#### Records for this task ####

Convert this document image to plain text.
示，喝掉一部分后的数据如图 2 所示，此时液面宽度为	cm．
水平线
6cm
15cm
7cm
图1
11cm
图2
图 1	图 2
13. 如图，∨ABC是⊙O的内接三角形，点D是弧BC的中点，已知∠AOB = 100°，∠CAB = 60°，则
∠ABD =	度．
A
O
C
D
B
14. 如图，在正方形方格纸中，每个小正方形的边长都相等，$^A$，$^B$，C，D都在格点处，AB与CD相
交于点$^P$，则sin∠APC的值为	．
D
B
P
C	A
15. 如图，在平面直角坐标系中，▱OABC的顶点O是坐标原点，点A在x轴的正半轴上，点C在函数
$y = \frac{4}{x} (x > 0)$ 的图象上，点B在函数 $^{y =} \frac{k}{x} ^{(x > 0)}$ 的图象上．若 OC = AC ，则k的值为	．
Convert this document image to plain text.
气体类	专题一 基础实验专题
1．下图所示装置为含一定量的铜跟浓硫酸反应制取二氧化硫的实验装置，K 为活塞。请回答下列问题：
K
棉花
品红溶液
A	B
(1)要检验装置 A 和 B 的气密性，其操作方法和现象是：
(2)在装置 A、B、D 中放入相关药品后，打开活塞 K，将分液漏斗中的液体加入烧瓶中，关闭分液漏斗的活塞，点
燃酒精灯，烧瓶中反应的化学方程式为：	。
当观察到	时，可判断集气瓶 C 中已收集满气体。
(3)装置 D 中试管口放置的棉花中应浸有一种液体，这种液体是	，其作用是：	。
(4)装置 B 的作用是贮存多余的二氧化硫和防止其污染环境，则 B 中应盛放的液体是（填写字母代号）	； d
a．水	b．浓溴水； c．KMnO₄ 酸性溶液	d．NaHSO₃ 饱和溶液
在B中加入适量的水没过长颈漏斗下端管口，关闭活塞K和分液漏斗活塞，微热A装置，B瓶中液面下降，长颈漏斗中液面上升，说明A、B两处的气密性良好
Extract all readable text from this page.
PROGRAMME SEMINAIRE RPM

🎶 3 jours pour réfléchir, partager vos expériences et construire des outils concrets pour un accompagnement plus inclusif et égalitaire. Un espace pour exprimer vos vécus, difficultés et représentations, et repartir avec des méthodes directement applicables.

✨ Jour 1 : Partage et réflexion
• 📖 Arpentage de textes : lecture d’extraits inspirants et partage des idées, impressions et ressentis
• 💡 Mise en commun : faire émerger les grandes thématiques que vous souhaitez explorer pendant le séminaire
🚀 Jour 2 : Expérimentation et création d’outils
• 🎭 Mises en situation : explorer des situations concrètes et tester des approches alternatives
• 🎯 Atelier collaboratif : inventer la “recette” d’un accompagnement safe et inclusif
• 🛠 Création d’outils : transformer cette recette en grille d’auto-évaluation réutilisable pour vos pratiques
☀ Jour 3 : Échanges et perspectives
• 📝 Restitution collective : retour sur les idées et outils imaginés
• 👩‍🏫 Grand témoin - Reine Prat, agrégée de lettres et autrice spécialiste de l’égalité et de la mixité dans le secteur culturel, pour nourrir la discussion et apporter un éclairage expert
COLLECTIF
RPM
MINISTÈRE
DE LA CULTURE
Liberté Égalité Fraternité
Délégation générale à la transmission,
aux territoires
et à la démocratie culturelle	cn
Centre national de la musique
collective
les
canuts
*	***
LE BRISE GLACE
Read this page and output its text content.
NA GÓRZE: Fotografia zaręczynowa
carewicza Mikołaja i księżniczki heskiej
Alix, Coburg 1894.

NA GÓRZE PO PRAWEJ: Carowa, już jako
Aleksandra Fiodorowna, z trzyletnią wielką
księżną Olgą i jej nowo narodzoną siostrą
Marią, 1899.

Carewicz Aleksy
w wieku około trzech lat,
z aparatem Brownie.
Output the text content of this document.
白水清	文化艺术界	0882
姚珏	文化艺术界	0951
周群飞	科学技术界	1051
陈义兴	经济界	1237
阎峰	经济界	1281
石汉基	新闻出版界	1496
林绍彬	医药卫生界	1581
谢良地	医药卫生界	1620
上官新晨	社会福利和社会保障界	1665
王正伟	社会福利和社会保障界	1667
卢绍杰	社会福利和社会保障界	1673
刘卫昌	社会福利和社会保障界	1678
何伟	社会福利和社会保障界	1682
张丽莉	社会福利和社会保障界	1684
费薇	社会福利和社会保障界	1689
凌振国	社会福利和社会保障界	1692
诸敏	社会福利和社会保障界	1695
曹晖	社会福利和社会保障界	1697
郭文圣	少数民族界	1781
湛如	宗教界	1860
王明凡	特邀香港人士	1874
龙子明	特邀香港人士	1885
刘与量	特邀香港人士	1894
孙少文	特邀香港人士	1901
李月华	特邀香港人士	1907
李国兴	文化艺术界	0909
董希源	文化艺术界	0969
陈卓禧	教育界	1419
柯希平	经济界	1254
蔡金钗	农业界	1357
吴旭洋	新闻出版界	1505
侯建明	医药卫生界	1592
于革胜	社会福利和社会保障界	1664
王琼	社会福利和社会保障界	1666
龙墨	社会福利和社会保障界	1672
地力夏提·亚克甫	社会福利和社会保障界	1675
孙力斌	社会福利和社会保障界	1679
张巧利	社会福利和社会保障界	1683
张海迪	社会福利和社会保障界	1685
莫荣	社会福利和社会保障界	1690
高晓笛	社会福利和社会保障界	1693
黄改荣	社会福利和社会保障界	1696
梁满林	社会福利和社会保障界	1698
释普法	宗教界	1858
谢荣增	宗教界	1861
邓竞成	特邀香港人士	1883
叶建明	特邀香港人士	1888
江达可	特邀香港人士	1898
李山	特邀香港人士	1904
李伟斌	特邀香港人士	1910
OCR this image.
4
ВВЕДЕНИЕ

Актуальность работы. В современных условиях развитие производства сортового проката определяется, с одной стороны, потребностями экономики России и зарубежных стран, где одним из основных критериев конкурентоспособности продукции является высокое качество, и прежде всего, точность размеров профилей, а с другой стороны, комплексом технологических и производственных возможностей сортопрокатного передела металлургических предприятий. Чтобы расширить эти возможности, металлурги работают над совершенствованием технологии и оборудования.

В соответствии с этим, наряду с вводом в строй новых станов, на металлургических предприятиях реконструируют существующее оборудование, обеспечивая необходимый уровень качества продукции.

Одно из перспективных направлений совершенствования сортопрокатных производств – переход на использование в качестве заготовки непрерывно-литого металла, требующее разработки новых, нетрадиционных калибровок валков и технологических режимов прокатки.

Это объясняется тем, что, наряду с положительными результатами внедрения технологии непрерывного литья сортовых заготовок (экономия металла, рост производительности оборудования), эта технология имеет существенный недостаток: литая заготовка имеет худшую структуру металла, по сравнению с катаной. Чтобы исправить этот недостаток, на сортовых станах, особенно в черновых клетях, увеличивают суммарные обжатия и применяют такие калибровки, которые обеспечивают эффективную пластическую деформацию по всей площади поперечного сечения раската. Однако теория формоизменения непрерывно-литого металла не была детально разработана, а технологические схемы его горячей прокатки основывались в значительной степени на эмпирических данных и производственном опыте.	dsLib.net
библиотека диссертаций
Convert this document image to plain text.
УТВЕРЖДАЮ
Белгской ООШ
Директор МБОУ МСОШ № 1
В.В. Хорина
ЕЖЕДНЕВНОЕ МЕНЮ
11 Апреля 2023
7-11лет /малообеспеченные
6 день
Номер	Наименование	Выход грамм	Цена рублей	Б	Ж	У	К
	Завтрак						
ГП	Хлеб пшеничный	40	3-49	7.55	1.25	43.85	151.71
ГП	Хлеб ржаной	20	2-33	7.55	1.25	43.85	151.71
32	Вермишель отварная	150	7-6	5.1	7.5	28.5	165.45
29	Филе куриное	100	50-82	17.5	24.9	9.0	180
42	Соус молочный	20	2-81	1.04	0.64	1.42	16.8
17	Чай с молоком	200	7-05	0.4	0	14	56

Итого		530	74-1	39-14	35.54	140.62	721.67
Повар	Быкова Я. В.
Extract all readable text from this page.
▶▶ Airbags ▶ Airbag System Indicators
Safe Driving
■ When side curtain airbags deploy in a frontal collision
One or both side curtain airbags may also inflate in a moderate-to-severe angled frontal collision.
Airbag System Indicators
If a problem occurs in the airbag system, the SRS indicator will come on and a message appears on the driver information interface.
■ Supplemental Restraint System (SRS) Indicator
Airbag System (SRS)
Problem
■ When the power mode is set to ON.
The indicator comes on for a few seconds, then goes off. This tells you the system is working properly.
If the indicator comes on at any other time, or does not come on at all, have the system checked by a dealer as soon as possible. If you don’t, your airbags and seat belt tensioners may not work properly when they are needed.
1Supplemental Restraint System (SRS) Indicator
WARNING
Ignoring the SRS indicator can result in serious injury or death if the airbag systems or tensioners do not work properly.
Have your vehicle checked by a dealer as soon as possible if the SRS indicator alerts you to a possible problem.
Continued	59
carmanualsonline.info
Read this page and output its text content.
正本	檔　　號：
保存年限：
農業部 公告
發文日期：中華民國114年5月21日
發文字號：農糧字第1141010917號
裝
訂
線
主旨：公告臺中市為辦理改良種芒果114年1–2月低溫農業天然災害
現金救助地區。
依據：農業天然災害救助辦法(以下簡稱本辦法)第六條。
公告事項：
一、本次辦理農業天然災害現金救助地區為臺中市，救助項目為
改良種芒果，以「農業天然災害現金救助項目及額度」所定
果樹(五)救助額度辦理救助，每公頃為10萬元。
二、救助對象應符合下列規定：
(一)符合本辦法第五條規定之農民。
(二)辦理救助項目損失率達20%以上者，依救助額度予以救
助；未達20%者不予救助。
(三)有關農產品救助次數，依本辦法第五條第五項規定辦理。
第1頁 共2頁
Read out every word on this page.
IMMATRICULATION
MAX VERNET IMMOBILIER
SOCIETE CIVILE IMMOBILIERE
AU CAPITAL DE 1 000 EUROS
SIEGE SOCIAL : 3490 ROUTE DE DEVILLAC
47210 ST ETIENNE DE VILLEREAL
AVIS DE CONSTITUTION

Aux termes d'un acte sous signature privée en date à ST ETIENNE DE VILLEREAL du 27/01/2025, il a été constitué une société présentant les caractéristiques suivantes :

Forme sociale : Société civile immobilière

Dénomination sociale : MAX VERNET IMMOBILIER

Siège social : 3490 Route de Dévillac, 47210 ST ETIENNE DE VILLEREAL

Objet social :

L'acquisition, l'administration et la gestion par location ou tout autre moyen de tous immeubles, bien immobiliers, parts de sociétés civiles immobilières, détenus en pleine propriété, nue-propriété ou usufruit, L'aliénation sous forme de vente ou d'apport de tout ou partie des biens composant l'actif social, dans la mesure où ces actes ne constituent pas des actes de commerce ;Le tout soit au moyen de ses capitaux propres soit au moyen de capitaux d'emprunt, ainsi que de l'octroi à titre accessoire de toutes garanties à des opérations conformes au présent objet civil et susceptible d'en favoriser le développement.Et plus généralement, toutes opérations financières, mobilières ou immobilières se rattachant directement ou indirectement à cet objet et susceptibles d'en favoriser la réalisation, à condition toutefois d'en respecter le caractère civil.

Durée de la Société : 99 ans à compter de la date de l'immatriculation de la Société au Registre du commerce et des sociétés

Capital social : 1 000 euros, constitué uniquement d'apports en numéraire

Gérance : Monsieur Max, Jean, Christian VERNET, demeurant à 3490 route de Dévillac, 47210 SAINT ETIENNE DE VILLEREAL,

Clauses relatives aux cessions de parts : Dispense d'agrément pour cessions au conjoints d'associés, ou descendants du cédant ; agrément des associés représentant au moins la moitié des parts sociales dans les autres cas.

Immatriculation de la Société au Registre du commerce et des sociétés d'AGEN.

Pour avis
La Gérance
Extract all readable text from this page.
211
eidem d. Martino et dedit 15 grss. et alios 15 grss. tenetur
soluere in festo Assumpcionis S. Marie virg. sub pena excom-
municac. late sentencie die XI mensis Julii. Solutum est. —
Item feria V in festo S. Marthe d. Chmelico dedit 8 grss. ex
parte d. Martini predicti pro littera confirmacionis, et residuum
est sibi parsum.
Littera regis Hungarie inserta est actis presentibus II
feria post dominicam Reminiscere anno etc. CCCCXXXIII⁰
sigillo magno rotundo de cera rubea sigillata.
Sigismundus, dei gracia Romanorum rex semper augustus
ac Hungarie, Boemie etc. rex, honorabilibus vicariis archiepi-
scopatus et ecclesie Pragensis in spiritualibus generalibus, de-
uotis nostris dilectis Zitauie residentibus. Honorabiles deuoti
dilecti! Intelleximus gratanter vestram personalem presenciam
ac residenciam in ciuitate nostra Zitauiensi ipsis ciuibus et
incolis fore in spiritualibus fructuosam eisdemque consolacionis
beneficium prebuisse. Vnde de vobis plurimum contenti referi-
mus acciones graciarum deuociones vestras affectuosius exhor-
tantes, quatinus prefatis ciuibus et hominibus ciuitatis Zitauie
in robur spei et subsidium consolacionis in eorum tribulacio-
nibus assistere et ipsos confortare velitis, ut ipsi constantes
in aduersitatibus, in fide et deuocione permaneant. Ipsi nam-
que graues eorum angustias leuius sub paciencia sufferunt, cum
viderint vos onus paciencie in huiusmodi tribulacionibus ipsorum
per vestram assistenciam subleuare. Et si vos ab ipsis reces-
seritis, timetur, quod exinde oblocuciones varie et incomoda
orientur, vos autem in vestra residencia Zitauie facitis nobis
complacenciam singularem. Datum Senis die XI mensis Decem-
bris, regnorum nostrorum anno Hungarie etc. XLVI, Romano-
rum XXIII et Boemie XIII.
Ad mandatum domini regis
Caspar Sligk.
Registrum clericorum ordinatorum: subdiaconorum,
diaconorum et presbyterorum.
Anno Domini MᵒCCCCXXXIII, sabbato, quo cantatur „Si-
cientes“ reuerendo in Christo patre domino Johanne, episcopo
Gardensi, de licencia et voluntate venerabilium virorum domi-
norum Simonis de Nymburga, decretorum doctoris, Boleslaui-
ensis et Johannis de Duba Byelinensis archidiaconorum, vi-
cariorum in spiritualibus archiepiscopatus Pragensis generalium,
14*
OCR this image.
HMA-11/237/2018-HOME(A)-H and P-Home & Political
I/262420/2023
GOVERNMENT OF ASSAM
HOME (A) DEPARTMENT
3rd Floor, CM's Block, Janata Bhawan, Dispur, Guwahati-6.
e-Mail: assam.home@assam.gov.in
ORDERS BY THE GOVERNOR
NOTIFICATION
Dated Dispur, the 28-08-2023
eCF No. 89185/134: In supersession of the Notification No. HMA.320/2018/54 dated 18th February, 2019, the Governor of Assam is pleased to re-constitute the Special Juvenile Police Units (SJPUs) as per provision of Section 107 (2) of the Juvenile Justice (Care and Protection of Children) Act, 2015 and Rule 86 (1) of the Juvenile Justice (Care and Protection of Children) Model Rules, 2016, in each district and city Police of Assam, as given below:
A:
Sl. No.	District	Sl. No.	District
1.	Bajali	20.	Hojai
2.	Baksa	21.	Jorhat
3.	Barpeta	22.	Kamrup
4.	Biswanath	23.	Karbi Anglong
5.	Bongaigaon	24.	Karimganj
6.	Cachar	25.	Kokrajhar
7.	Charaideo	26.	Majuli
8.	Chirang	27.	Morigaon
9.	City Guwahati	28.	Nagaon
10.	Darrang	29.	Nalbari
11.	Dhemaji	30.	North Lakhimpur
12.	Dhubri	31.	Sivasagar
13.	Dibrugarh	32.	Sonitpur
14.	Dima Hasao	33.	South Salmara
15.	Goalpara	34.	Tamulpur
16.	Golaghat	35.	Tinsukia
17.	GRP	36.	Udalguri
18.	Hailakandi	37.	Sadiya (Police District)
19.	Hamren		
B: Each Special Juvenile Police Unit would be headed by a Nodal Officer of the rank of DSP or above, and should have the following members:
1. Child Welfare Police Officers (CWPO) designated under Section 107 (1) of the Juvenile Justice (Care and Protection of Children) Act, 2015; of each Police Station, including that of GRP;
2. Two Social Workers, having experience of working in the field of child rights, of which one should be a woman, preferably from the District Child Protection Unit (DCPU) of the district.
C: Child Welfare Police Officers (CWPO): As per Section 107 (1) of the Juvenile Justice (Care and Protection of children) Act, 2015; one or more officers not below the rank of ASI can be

####

** What you should do **
Only lines that contain the word "Guwahati" are wanted; copy each of them.

** Answer below **
3rd Floor, CM's Block, Janata Bhawan, Dispur, Guwahati-6.
9.	City Guwahati	28.	Nagaon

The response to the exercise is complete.